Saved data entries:
┄┄┄┄┄┄┄┄┄┄┄┄┄┄┄┄┄┄┄┄
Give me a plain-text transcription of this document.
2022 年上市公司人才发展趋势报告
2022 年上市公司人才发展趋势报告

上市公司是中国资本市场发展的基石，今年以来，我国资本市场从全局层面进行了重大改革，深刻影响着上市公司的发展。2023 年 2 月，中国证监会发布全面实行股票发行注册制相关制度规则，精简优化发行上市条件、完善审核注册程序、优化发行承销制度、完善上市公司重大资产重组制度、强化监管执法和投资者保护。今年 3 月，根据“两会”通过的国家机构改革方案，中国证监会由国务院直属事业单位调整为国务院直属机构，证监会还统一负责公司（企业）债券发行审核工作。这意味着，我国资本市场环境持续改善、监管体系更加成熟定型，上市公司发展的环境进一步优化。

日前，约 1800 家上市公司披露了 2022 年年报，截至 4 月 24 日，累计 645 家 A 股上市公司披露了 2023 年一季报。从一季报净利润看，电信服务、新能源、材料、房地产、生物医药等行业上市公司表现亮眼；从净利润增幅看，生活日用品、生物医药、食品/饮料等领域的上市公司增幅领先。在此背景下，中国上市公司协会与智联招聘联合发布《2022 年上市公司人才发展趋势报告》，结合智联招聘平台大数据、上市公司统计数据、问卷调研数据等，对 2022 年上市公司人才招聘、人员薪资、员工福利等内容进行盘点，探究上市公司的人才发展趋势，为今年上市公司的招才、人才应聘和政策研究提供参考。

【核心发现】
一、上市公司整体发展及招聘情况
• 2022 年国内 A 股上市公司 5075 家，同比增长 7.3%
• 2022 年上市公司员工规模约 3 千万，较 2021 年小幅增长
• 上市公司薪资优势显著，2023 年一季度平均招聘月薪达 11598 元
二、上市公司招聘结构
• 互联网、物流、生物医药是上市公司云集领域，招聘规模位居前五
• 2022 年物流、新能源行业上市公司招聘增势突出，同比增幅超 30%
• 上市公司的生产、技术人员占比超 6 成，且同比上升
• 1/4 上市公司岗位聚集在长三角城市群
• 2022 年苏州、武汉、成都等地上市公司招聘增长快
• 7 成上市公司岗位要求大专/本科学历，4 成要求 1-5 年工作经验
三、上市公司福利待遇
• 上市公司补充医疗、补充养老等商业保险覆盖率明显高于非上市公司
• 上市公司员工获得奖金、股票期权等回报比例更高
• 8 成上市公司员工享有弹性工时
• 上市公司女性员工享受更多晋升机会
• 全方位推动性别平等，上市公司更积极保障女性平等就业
┄┄┄┄┄┄┄┄┄┄┄┄┄┄┄┄┄┄┄┄
* _To do_
Write out the whole listing exactly.

* _The output_
Give me a plain-text transcription of this document.
2022 年上市公司人才发展趋势报告
2022 年上市公司人才发展趋势报告

上市公司是中国资本市场发展的基石，今年以来，我国资本市场从全局层面进行了重大改革，深刻影响着上市公司的发展。2023 年 2 月，中国证监会发布全面实行股票发行注册制相关制度规则，精简优化发行上市条件、完善审核注册程序、优化发行承销制度、完善上市公司重大资产重组制度、强化监管执法和投资者保护。今年 3 月，根据“两会”通过的国家机构改革方案，中国证监会由国务院直属事业单位调整为国务院直属机构，证监会还统一负责公司（企业）债券发行审核工作。这意味着，我国资本市场环境持续改善、监管体系更加成熟定型，上市公司发展的环境进一步优化。

日前，约 1800 家上市公司披露了 2022 年年报，截至 4 月 24 日，累计 645 家 A 股上市公司披露了 2023 年一季报。从一季报净利润看，电信服务、新能源、材料、房地产、生物医药等行业上市公司表现亮眼；从净利润增幅看，生活日用品、生物医药、食品/饮料等领域的上市公司增幅领先。在此背景下，中国上市公司协会与智联招聘联合发布《2022 年上市公司人才发展趋势报告》，结合智联招聘平台大数据、上市公司统计数据、问卷调研数据等，对 2022 年上市公司人才招聘、人员薪资、员工福利等内容进行盘点，探究上市公司的人才发展趋势，为今年上市公司的招才、人才应聘和政策研究提供参考。

【核心发现】
一、上市公司整体发展及招聘情况
• 2022 年国内 A 股上市公司 5075 家，同比增长 7.3%
• 2022 年上市公司员工规模约 3 千万，较 2021 年小幅增长
• 上市公司薪资优势显著，2023 年一季度平均招聘月薪达 11598 元
二、上市公司招聘结构
• 互联网、物流、生物医药是上市公司云集领域，招聘规模位居前五
• 2022 年物流、新能源行业上市公司招聘增势突出，同比增幅超 30%
• 上市公司的生产、技术人员占比超 6 成，且同比上升
• 1/4 上市公司岗位聚集在长三角城市群
• 2022 年苏州、武汉、成都等地上市公司招聘增长快
• 7 成上市公司岗位要求大专/本科学历，4 成要求 1-5 年工作经验
三、上市公司福利待遇
• 上市公司补充医疗、补充养老等商业保险覆盖率明显高于非上市公司
• 上市公司员工获得奖金、股票期权等回报比例更高
• 8 成上市公司员工享有弹性工时
• 上市公司女性员工享受更多晋升机会
• 全方位推动性别平等，上市公司更积极保障女性平等就业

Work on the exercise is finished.